The records |
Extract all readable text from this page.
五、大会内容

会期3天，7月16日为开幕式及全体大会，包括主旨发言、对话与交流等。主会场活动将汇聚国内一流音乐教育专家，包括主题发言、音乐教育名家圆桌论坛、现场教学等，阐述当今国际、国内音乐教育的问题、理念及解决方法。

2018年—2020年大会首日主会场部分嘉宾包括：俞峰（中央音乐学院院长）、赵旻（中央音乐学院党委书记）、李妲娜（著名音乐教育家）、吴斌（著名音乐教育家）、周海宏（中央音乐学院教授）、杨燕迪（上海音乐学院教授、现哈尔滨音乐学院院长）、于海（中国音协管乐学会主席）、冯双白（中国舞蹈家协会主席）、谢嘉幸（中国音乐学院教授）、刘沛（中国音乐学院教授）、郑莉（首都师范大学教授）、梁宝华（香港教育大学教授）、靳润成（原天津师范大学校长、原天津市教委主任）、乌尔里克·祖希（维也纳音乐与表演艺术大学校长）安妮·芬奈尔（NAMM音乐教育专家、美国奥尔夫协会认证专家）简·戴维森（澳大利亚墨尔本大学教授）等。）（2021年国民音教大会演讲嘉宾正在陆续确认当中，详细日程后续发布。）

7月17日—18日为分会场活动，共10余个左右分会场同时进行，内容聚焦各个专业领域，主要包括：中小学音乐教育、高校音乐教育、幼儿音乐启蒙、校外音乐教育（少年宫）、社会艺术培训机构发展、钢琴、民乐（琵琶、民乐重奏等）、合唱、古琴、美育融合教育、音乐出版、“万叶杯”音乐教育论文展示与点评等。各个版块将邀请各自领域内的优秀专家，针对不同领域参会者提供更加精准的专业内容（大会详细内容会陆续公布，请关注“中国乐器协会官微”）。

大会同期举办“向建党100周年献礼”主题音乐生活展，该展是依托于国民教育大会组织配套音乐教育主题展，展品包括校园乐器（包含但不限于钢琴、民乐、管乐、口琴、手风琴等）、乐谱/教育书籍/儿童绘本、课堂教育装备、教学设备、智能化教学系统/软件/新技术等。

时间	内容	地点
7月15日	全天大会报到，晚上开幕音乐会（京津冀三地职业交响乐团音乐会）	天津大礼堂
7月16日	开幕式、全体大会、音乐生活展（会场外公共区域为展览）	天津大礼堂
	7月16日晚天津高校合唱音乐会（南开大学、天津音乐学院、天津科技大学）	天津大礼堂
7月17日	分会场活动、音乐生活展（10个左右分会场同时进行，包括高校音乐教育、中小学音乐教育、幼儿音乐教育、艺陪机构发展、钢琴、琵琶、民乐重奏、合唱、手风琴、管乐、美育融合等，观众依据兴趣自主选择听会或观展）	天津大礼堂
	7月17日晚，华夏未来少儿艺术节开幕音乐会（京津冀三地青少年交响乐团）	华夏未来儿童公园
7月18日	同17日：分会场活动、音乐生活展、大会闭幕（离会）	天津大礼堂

Task to carry out |
Each line in the data that holds the string "天津大礼堂" should be found and copied.

Task output |
7月15日	全天大会报到，晚上开幕音乐会（京津冀三地职业交响乐团音乐会）	天津大礼堂
7月16日	开幕式、全体大会、音乐生活展（会场外公共区域为展览）	天津大礼堂
	7月16日晚天津高校合唱音乐会（南开大学、天津音乐学院、天津科技大学）	天津大礼堂
7月17日	分会场活动、音乐生活展（10个左右分会场同时进行，包括高校音乐教育、中小学音乐教育、幼儿音乐教育、艺陪机构发展、钢琴、琵琶、民乐重奏、合唱、手风琴、管乐、美育融合等，观众依据兴趣自主选择听会或观展）	天津大礼堂
7月18日	同17日：分会场活动、音乐生活展、大会闭幕（离会）	天津大礼堂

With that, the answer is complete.